## Requirement
Without the pictures, give the entries below again exactly as written.
— Start of Supplied records —
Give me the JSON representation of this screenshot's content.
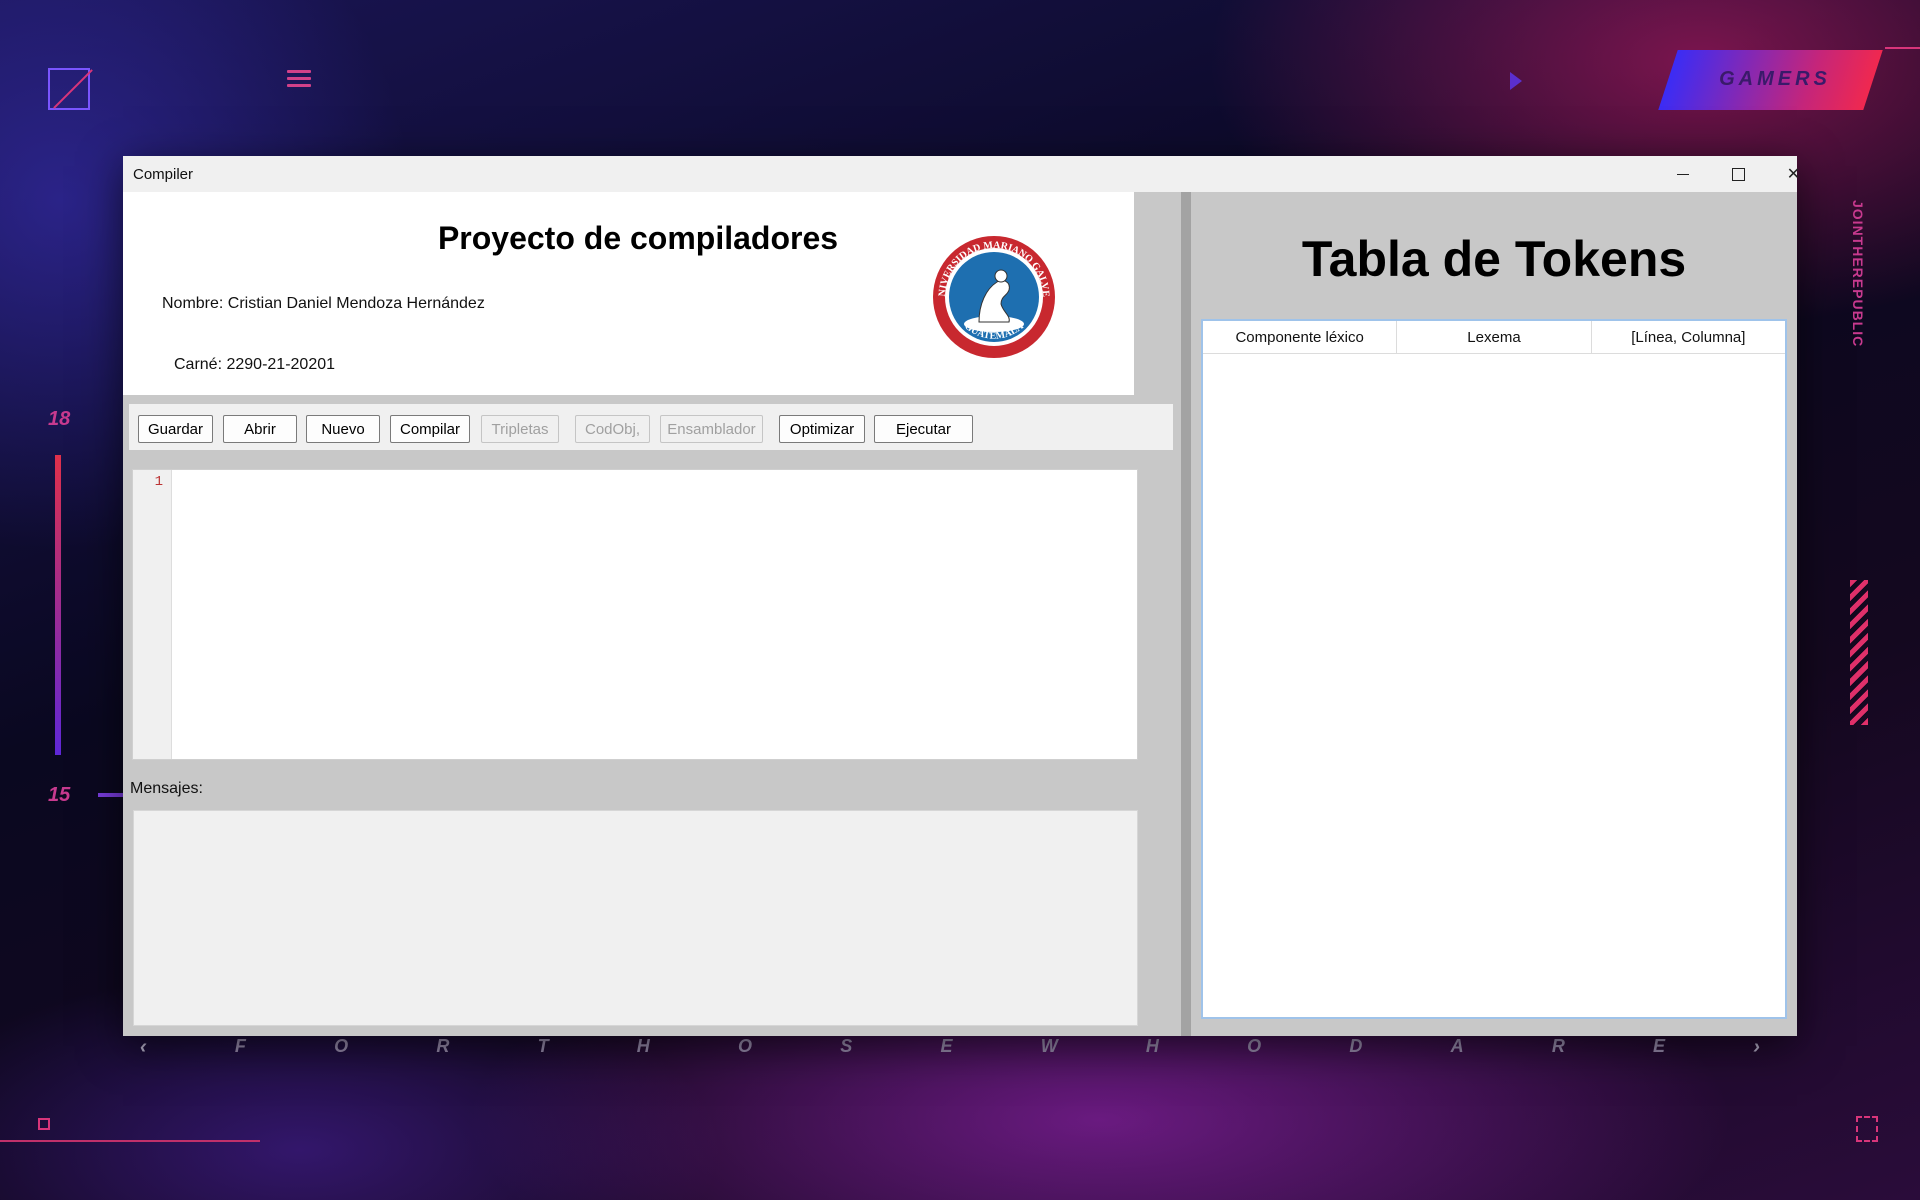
{
  "wallpaper": {
    "badge": "GAMERS",
    "num_top": "18",
    "num_bottom": "15",
    "vertical_text": "JOINTHEREPUBLIC",
    "bottom_letters": [
      "F",
      "O",
      "R",
      "T",
      "H",
      "O",
      "S",
      "E",
      "W",
      "H",
      "O",
      "D",
      "A",
      "R",
      "E"
    ],
    "arrow_left": "‹",
    "arrow_right": "›"
  },
  "window": {
    "title": "Compiler",
    "minimize": "",
    "maximize": "",
    "close": "✕"
  },
  "header": {
    "title": "Proyecto de compiladores",
    "name": "Nombre: Cristian Daniel Mendoza Hernández",
    "carne": "Carné: 2290-21-20201",
    "seal": {
      "top_text": "UNIVERSIDAD MARIANO GALVEZ",
      "bottom_text": "GUATEMALA"
    }
  },
  "toolbar": {
    "buttons": [
      {
        "label": "Guardar",
        "enabled": true
      },
      {
        "label": "Abrir",
        "enabled": true
      },
      {
        "label": "Nuevo",
        "enabled": true
      },
      {
        "label": "Compilar",
        "enabled": true
      },
      {
        "label": "Tripletas",
        "enabled": false
      },
      {
        "label": "CodObj,",
        "enabled": false
      },
      {
        "label": "Ensamblador",
        "enabled": false
      },
      {
        "label": "Optimizar",
        "enabled": true
      },
      {
        "label": "Ejecutar",
        "enabled": true
      }
    ]
  },
  "editor": {
    "line_numbers": [
      "1"
    ],
    "content": ""
  },
  "messages": {
    "label": "Mensajes:",
    "content": ""
  },
  "tokens": {
    "title": "Tabla de Tokens",
    "columns": [
      "Componente léxico",
      "Lexema",
      "[Línea, Columna]"
    ],
    "rows": []
  },
  "colors": {
    "accent_pink": "#d8357a",
    "accent_purple": "#5e27d8",
    "table_border": "#9fc3ea",
    "seal_red": "#c8282f",
    "seal_blue": "#1e6fb0"
  }
}
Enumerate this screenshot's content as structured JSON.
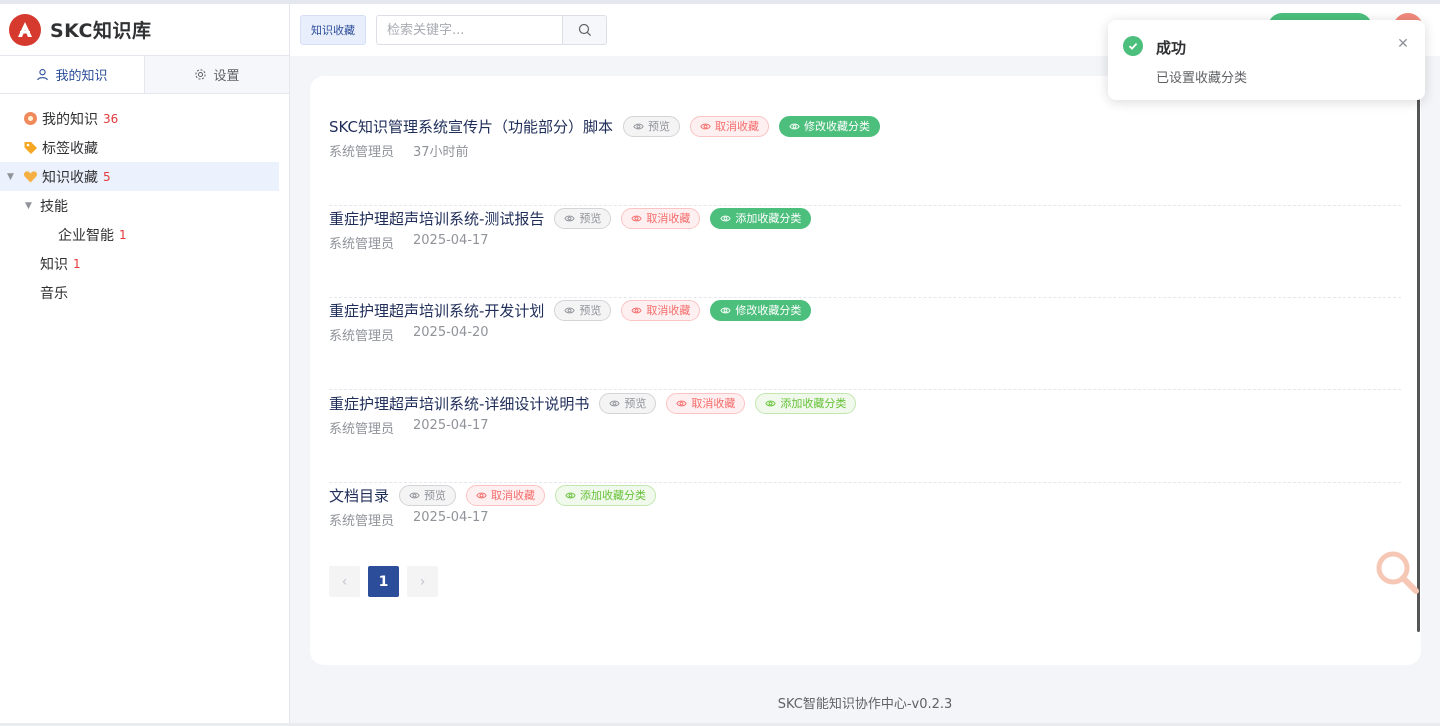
— End of Supplied records —
## Worked answer
Give me the JSON representation of this screenshot's content.
{
  "wallpaper": {
    "badge": "GAMERS",
    "num_top": "18",
    "num_bottom": "15",
    "vertical_text": "JOINTHEREPUBLIC",
    "bottom_letters": [
      "F",
      "O",
      "R",
      "T",
      "H",
      "O",
      "S",
      "E",
      "W",
      "H",
      "O",
      "D",
      "A",
      "R",
      "E"
    ],
    "arrow_left": "‹",
    "arrow_right": "›"
  },
  "window": {
    "title": "Compiler",
    "minimize": "",
    "maximize": "",
    "close": "✕"
  },
  "header": {
    "title": "Proyecto de compiladores",
    "name": "Nombre: Cristian Daniel Mendoza Hernández",
    "carne": "Carné: 2290-21-20201",
    "seal": {
      "top_text": "UNIVERSIDAD MARIANO GALVEZ",
      "bottom_text": "GUATEMALA"
    }
  },
  "toolbar": {
    "buttons": [
      {
        "label": "Guardar",
        "enabled": true
      },
      {
        "label": "Abrir",
        "enabled": true
      },
      {
        "label": "Nuevo",
        "enabled": true
      },
      {
        "label": "Compilar",
        "enabled": true
      },
      {
        "label": "Tripletas",
        "enabled": false
      },
      {
        "label": "CodObj,",
        "enabled": false
      },
      {
        "label": "Ensamblador",
        "enabled": false
      },
      {
        "label": "Optimizar",
        "enabled": true
      },
      {
        "label": "Ejecutar",
        "enabled": true
      }
    ]
  },
  "editor": {
    "line_numbers": [
      "1"
    ],
    "content": ""
  },
  "messages": {
    "label": "Mensajes:",
    "content": ""
  },
  "tokens": {
    "title": "Tabla de Tokens",
    "columns": [
      "Componente léxico",
      "Lexema",
      "[Línea, Columna]"
    ],
    "rows": []
  },
  "colors": {
    "accent_pink": "#d8357a",
    "accent_purple": "#5e27d8",
    "table_border": "#9fc3ea",
    "seal_red": "#c8282f",
    "seal_blue": "#1e6fb0"
  }
}
Enumerate this screenshot's content as structured JSON.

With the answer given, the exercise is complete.